[What to do]:
Look below and pull out each line with the word "招商证券".

Recorded data:
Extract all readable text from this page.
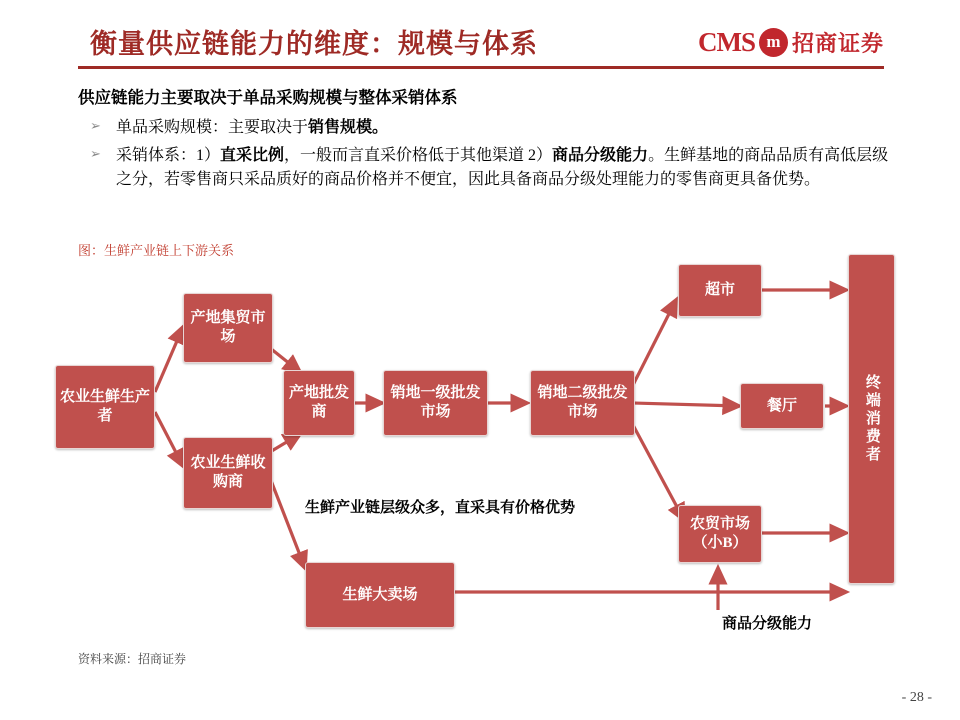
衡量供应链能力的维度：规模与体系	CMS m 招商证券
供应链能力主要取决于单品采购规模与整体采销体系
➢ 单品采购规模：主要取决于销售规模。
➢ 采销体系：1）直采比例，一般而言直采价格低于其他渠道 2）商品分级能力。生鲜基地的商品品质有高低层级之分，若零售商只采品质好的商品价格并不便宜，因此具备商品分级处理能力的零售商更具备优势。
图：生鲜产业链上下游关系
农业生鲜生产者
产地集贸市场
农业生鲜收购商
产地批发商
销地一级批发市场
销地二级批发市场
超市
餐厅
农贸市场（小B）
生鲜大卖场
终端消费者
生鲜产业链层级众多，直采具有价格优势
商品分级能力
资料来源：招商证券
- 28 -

[Solution for this problem]:
衡量供应链能力的维度：规模与体系	CMS m 招商证券
资料来源：招商证券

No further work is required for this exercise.